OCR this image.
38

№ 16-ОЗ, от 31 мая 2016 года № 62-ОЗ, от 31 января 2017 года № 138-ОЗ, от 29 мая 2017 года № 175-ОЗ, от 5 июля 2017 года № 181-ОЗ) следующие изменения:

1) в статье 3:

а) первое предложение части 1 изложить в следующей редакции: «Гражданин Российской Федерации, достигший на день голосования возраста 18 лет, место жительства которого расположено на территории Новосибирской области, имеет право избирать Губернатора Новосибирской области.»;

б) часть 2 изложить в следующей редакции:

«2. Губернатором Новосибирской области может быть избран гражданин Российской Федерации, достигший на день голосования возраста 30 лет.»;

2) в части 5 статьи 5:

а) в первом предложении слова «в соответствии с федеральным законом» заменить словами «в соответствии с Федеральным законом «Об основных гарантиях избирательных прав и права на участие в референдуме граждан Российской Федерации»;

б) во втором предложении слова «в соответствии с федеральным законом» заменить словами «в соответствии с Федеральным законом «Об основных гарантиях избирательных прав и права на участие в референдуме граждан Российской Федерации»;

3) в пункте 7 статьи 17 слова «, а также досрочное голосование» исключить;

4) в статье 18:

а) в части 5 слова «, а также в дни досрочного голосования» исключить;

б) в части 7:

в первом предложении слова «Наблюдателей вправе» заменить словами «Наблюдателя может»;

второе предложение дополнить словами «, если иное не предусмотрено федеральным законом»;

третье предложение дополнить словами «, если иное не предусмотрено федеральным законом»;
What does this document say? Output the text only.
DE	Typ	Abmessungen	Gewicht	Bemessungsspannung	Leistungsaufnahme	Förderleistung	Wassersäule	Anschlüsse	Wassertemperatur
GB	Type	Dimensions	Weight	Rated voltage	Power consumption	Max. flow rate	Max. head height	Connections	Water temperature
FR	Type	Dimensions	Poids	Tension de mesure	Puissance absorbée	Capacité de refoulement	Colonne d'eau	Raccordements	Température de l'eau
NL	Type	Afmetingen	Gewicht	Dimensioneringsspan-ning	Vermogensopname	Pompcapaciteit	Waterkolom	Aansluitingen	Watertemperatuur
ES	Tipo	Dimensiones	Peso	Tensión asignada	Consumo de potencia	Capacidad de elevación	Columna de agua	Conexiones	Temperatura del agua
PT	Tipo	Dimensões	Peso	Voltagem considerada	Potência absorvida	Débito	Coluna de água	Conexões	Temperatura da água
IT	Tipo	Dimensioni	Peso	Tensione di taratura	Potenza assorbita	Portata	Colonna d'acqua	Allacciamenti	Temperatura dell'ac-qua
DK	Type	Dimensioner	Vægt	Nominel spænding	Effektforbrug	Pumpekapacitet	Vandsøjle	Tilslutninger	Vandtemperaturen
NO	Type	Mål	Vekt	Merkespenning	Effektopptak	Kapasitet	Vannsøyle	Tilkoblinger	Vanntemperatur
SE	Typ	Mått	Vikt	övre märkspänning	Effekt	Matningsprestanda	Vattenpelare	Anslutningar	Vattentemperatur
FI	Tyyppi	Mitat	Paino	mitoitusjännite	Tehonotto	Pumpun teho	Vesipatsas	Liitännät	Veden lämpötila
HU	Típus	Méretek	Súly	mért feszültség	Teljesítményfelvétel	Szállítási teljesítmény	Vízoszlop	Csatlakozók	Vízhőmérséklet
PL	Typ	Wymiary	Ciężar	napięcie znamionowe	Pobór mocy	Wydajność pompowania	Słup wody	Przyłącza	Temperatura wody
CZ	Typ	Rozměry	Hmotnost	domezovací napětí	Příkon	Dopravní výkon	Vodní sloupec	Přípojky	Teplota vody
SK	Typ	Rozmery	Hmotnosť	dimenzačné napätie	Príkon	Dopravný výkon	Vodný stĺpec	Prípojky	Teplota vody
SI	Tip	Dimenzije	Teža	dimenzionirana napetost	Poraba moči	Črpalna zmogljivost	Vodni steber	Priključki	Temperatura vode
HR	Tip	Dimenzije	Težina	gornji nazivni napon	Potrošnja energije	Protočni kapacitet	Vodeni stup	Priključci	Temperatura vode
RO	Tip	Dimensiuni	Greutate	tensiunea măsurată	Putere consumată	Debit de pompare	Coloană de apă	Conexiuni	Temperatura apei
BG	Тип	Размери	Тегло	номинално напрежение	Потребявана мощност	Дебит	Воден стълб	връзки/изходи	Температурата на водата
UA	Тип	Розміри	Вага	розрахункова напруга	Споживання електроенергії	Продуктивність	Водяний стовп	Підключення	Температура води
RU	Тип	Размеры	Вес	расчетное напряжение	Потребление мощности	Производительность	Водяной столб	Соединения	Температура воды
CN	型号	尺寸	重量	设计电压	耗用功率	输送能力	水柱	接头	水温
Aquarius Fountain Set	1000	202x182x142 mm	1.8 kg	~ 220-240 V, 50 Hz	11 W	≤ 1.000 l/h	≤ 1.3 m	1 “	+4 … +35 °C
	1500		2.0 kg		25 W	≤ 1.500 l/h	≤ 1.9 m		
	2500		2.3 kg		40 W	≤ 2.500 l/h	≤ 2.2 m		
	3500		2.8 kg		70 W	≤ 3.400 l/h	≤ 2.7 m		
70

# # # # #

▸ **What is needed**:
Report every line in the data above in which the word "Gewicht" appears.

▸ **The solution**:
DE	Typ	Abmessungen	Gewicht	Bemessungsspannung	Leistungsaufnahme	Förderleistung	Wassersäule	Anschlüsse	Wassertemperatur
NL	Type	Afmetingen	Gewicht	Dimensioneringsspan-ning	Vermogensopname	Pompcapaciteit	Waterkolom	Aansluitingen	Watertemperatuur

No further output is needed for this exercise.